• [What you will do]: Count each line in which the word "Continuous" appears. Reply with the total and nothing more.

• [Records for this task]:
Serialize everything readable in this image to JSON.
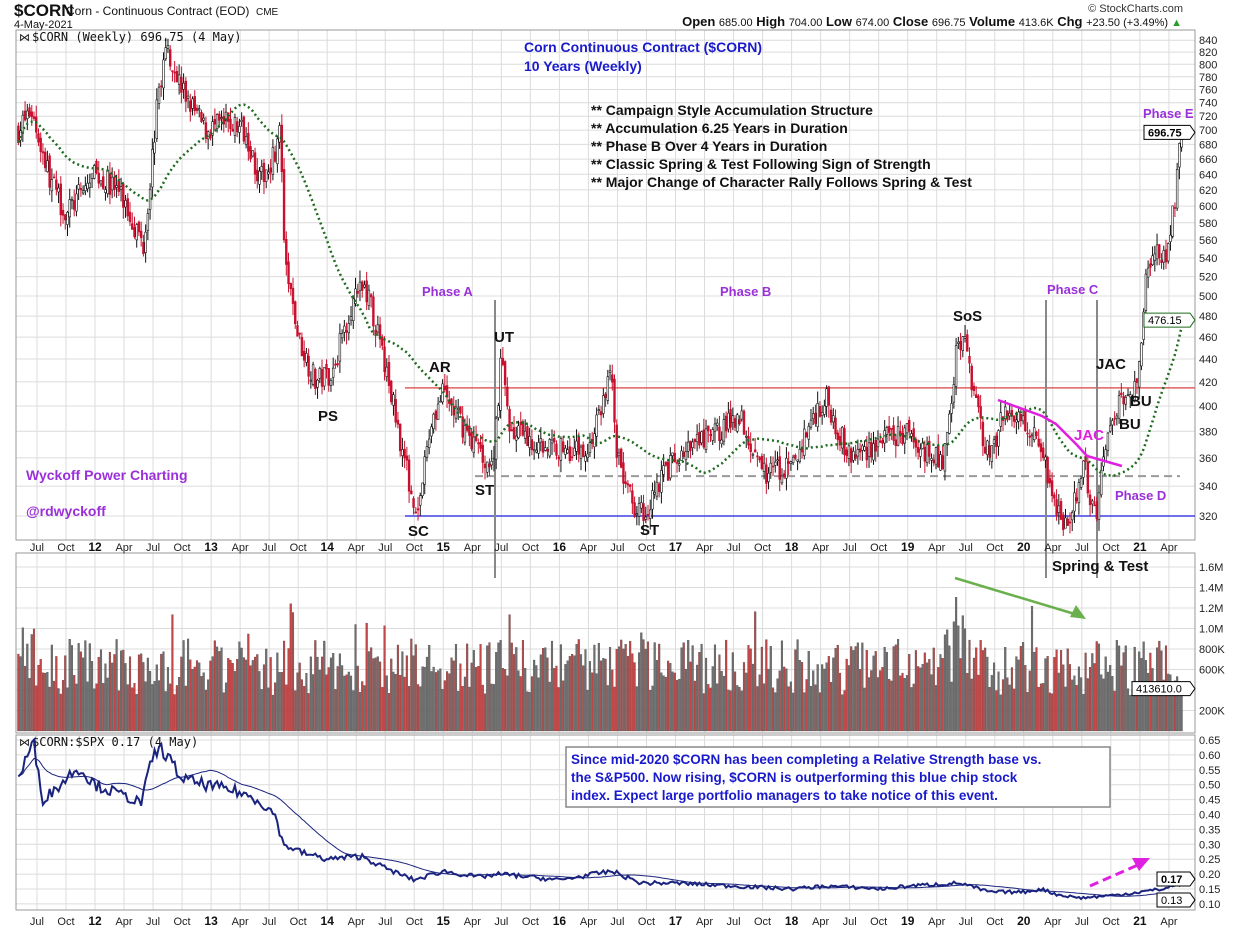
{
  "header": {
    "symbol": "$CORN",
    "name": "Corn - Continuous Contract (EOD)",
    "exchange": "CME",
    "date": "4-May-2021",
    "copyright": "© StockCharts.com",
    "ohlc": [
      {
        "label": "Open",
        "value": "685.00"
      },
      {
        "label": "High",
        "value": "704.00"
      },
      {
        "label": "Low",
        "value": "674.00"
      },
      {
        "label": "Close",
        "value": "696.75"
      },
      {
        "label": "Volume",
        "value": "413.6K"
      },
      {
        "label": "Chg",
        "value": "+23.50 (+3.49%)"
      }
    ]
  },
  "legends": {
    "price": "$CORN (Weekly) 696.75 (4 May)",
    "rs": "$CORN:$SPX 0.17 (4 May)"
  },
  "annotations": {
    "title1": "Corn Continuous Contract ($CORN)",
    "title2": "10 Years (Weekly)",
    "bullets": [
      "** Campaign Style Accumulation Structure",
      "** Accumulation 6.25 Years in Duration",
      "** Phase B Over 4 Years in Duration",
      "** Classic Spring & Test Following Sign of Strength",
      "** Major Change of Character Rally Follows Spring & Test"
    ],
    "phase_a": "Phase A",
    "phase_b": "Phase B",
    "phase_c": "Phase C",
    "phase_d": "Phase D",
    "phase_e": "Phase E",
    "ps": "PS",
    "sc": "SC",
    "ar": "AR",
    "st1": "ST",
    "ut": "UT",
    "st2": "ST",
    "sos": "SoS",
    "jac1": "JAC",
    "jac2": "JAC",
    "bu1": "BU",
    "bu2": "BU",
    "spring_test": "Spring & Test",
    "brand": "Wyckoff Power Charting",
    "handle": "@rdwyckoff",
    "rs_note": [
      "Since mid-2020 $CORN has been completing a Relative Strength base vs.",
      "the S&P500. Now rising, $CORN is outperforming this blue chip stock",
      "index. Expect large portfolio managers to take notice of this event."
    ]
  },
  "colors": {
    "up": "#111111",
    "down": "#c8102e",
    "ma": "#1e6b1e",
    "resistance": "#e06060",
    "support": "#4040e0",
    "creek": "#999999",
    "phase": "#9b30d9",
    "title": "#1a1acd",
    "rs": "#1a237e",
    "vol_up": "#707070",
    "vol_down": "#c04848"
  },
  "chart_data": [
    {
      "type": "candlestick",
      "title": "$CORN (Weekly)",
      "ylim": [
        310,
        850
      ],
      "yscale": "log",
      "y_ticks": [
        320,
        340,
        360,
        380,
        400,
        420,
        440,
        460,
        480,
        500,
        520,
        540,
        560,
        580,
        600,
        620,
        640,
        660,
        680,
        700,
        720,
        740,
        760,
        780,
        800,
        820,
        840
      ],
      "last_value": "696.75",
      "ma_value": "476.15",
      "ma_period_weeks": 40,
      "levels": {
        "resistance": 415,
        "creek": 347,
        "support": 320
      },
      "price_path": [
        [
          2011.34,
          700
        ],
        [
          2011.45,
          730
        ],
        [
          2011.6,
          640
        ],
        [
          2011.75,
          590
        ],
        [
          2011.9,
          620
        ],
        [
          2012.0,
          640
        ],
        [
          2012.2,
          620
        ],
        [
          2012.42,
          555
        ],
        [
          2012.55,
          760
        ],
        [
          2012.62,
          830
        ],
        [
          2012.75,
          760
        ],
        [
          2012.95,
          700
        ],
        [
          2013.15,
          710
        ],
        [
          2013.3,
          700
        ],
        [
          2013.42,
          630
        ],
        [
          2013.55,
          670
        ],
        [
          2013.6,
          700
        ],
        [
          2013.63,
          540
        ],
        [
          2013.75,
          460
        ],
        [
          2013.9,
          420
        ],
        [
          2014.05,
          430
        ],
        [
          2014.2,
          490
        ],
        [
          2014.33,
          510
        ],
        [
          2014.42,
          470
        ],
        [
          2014.55,
          410
        ],
        [
          2014.7,
          345
        ],
        [
          2014.78,
          322
        ],
        [
          2014.9,
          390
        ],
        [
          2015.0,
          410
        ],
        [
          2015.2,
          380
        ],
        [
          2015.42,
          352
        ],
        [
          2015.5,
          440
        ],
        [
          2015.58,
          380
        ],
        [
          2015.8,
          370
        ],
        [
          2016.0,
          368
        ],
        [
          2016.25,
          365
        ],
        [
          2016.45,
          430
        ],
        [
          2016.5,
          360
        ],
        [
          2016.62,
          330
        ],
        [
          2016.72,
          322
        ],
        [
          2016.9,
          350
        ],
        [
          2017.1,
          365
        ],
        [
          2017.45,
          385
        ],
        [
          2017.55,
          395
        ],
        [
          2017.75,
          350
        ],
        [
          2018.0,
          352
        ],
        [
          2018.2,
          395
        ],
        [
          2018.3,
          405
        ],
        [
          2018.5,
          360
        ],
        [
          2018.75,
          372
        ],
        [
          2019.0,
          378
        ],
        [
          2019.3,
          355
        ],
        [
          2019.42,
          445
        ],
        [
          2019.48,
          462
        ],
        [
          2019.56,
          410
        ],
        [
          2019.7,
          360
        ],
        [
          2019.85,
          398
        ],
        [
          2020.0,
          388
        ],
        [
          2020.12,
          378
        ],
        [
          2020.25,
          335
        ],
        [
          2020.35,
          315
        ],
        [
          2020.45,
          330
        ],
        [
          2020.52,
          355
        ],
        [
          2020.58,
          330
        ],
        [
          2020.62,
          322
        ],
        [
          2020.7,
          365
        ],
        [
          2020.8,
          395
        ],
        [
          2020.9,
          420
        ],
        [
          2020.97,
          415
        ],
        [
          2021.05,
          510
        ],
        [
          2021.12,
          545
        ],
        [
          2021.25,
          550
        ],
        [
          2021.3,
          610
        ],
        [
          2021.36,
          697
        ]
      ],
      "volume": {
        "y_ticks": [
          "200K",
          "400K",
          "600K",
          "800K",
          "1.0M",
          "1.2M",
          "1.4M",
          "1.6M"
        ],
        "y_tick_values": [
          200000,
          400000,
          600000,
          800000,
          1000000,
          1200000,
          1400000,
          1600000
        ],
        "last_value": "413610.0",
        "last_numeric": 413610,
        "ylim": [
          0,
          1700000
        ]
      },
      "x_ticks": [
        [
          2011.5,
          "Jul"
        ],
        [
          2011.75,
          "Oct"
        ],
        [
          2012.0,
          "12"
        ],
        [
          2012.25,
          "Apr"
        ],
        [
          2012.5,
          "Jul"
        ],
        [
          2012.75,
          "Oct"
        ],
        [
          2013.0,
          "13"
        ],
        [
          2013.25,
          "Apr"
        ],
        [
          2013.5,
          "Jul"
        ],
        [
          2013.75,
          "Oct"
        ],
        [
          2014.0,
          "14"
        ],
        [
          2014.25,
          "Apr"
        ],
        [
          2014.5,
          "Jul"
        ],
        [
          2014.75,
          "Oct"
        ],
        [
          2015.0,
          "15"
        ],
        [
          2015.25,
          "Apr"
        ],
        [
          2015.5,
          "Jul"
        ],
        [
          2015.75,
          "Oct"
        ],
        [
          2016.0,
          "16"
        ],
        [
          2016.25,
          "Apr"
        ],
        [
          2016.5,
          "Jul"
        ],
        [
          2016.75,
          "Oct"
        ],
        [
          2017.0,
          "17"
        ],
        [
          2017.25,
          "Apr"
        ],
        [
          2017.5,
          "Jul"
        ],
        [
          2017.75,
          "Oct"
        ],
        [
          2018.0,
          "18"
        ],
        [
          2018.25,
          "Apr"
        ],
        [
          2018.5,
          "Jul"
        ],
        [
          2018.75,
          "Oct"
        ],
        [
          2019.0,
          "19"
        ],
        [
          2019.25,
          "Apr"
        ],
        [
          2019.5,
          "Jul"
        ],
        [
          2019.75,
          "Oct"
        ],
        [
          2020.0,
          "20"
        ],
        [
          2020.25,
          "Apr"
        ],
        [
          2020.5,
          "Jul"
        ],
        [
          2020.75,
          "Oct"
        ],
        [
          2021.0,
          "21"
        ],
        [
          2021.25,
          "Apr"
        ]
      ]
    },
    {
      "type": "line",
      "title": "$CORN:$SPX",
      "ylim": [
        0.08,
        0.66
      ],
      "y_ticks": [
        "0.10",
        "0.15",
        "0.20",
        "0.25",
        "0.30",
        "0.35",
        "0.40",
        "0.45",
        "0.50",
        "0.55",
        "0.60",
        "0.65"
      ],
      "last_value": "0.17",
      "ma_value": "0.13",
      "series": [
        [
          2011.34,
          0.52
        ],
        [
          2011.42,
          0.6
        ],
        [
          2011.47,
          0.64
        ],
        [
          2011.55,
          0.45
        ],
        [
          2011.7,
          0.5
        ],
        [
          2011.85,
          0.56
        ],
        [
          2012.0,
          0.5
        ],
        [
          2012.2,
          0.47
        ],
        [
          2012.4,
          0.44
        ],
        [
          2012.5,
          0.6
        ],
        [
          2012.58,
          0.62
        ],
        [
          2012.75,
          0.52
        ],
        [
          2012.95,
          0.5
        ],
        [
          2013.2,
          0.48
        ],
        [
          2013.4,
          0.45
        ],
        [
          2013.55,
          0.4
        ],
        [
          2013.62,
          0.3
        ],
        [
          2013.8,
          0.27
        ],
        [
          2014.0,
          0.25
        ],
        [
          2014.3,
          0.26
        ],
        [
          2014.5,
          0.22
        ],
        [
          2014.75,
          0.18
        ],
        [
          2015.0,
          0.21
        ],
        [
          2015.3,
          0.19
        ],
        [
          2015.5,
          0.2
        ],
        [
          2016.0,
          0.18
        ],
        [
          2016.45,
          0.21
        ],
        [
          2016.7,
          0.17
        ],
        [
          2017.0,
          0.17
        ],
        [
          2017.5,
          0.16
        ],
        [
          2018.0,
          0.15
        ],
        [
          2018.3,
          0.16
        ],
        [
          2018.8,
          0.15
        ],
        [
          2019.0,
          0.16
        ],
        [
          2019.45,
          0.17
        ],
        [
          2019.7,
          0.14
        ],
        [
          2020.0,
          0.14
        ],
        [
          2020.15,
          0.15
        ],
        [
          2020.3,
          0.13
        ],
        [
          2020.5,
          0.12
        ],
        [
          2020.8,
          0.13
        ],
        [
          2021.0,
          0.14
        ],
        [
          2021.2,
          0.15
        ],
        [
          2021.36,
          0.17
        ]
      ]
    }
  ]
}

• [Problem solution]: 2